[Data records]
────────

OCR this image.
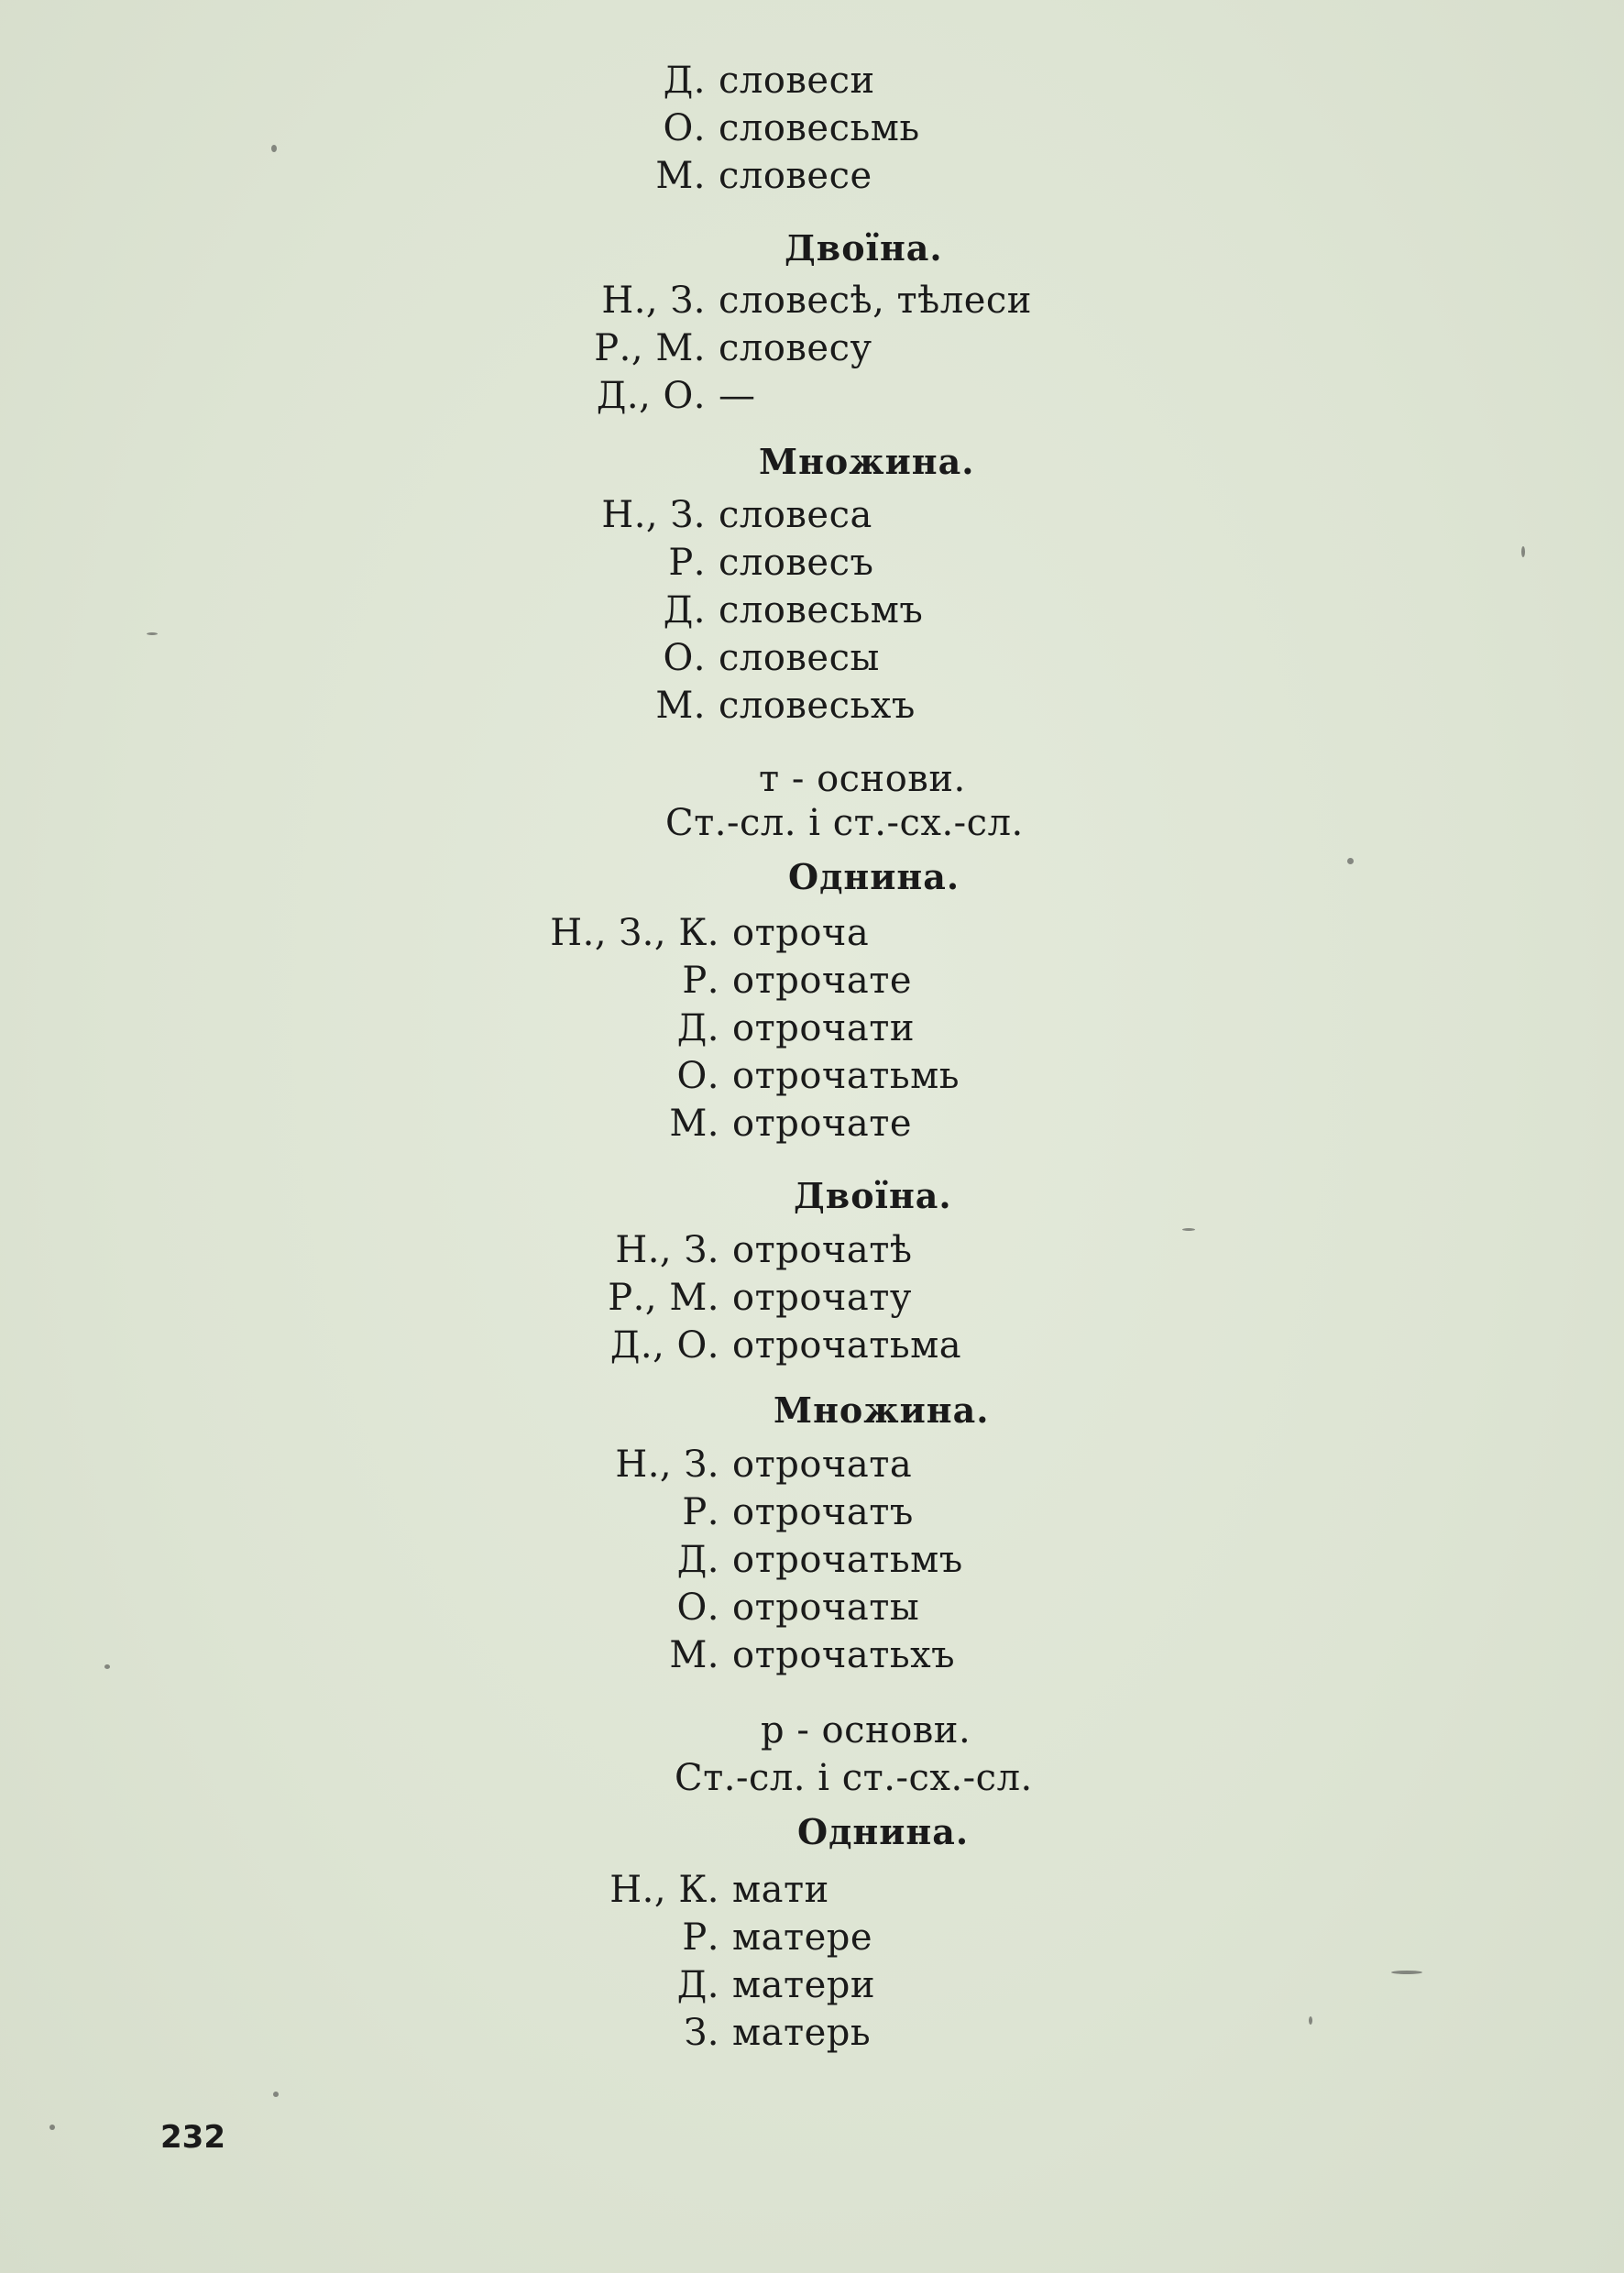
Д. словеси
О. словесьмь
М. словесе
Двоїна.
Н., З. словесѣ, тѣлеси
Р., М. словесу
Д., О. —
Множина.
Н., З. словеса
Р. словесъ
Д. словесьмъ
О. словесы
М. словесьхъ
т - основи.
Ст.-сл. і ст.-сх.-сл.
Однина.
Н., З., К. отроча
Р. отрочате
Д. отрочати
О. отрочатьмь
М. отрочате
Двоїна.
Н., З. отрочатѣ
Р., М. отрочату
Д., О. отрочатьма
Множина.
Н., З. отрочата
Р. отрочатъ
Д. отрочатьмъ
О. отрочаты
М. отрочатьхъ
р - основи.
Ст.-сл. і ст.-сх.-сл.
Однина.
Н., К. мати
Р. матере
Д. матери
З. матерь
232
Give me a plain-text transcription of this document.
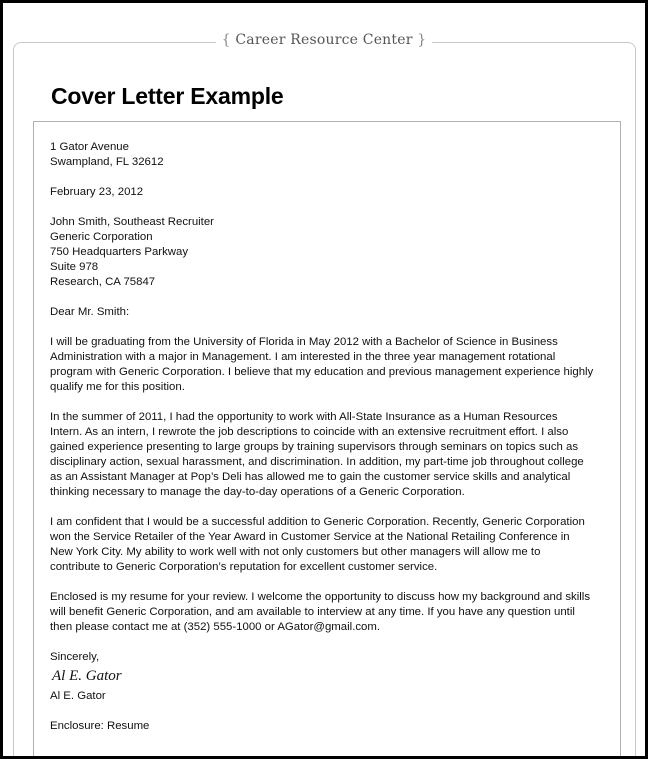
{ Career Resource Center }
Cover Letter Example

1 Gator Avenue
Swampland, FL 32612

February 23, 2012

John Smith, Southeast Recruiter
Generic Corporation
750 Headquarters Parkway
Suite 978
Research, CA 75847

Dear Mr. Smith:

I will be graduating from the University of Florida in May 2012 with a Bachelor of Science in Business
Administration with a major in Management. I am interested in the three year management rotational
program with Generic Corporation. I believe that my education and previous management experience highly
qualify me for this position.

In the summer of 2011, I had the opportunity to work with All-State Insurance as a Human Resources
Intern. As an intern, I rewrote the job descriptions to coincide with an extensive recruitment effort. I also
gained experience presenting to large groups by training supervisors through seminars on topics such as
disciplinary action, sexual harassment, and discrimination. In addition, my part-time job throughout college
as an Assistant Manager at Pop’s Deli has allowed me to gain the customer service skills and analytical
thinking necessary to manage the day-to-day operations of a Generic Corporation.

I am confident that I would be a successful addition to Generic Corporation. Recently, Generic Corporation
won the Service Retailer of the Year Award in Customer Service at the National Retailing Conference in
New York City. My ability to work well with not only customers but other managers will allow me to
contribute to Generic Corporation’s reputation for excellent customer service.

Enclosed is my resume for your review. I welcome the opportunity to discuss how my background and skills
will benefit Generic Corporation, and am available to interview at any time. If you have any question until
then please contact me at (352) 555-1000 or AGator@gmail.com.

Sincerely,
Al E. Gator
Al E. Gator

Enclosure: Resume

────────

• [WHAT YOU HAVE TO DO]:
Pick out and copy the lines of the material that include the word "Corporation".

• [FINISHED EXERCISE]:
Generic Corporation
program with Generic Corporation. I believe that my education and previous management experience highly
thinking necessary to manage the day-to-day operations of a Generic Corporation.
I am confident that I would be a successful addition to Generic Corporation. Recently, Generic Corporation
contribute to Generic Corporation’s reputation for excellent customer service.
will benefit Generic Corporation, and am available to interview at any time. If you have any question until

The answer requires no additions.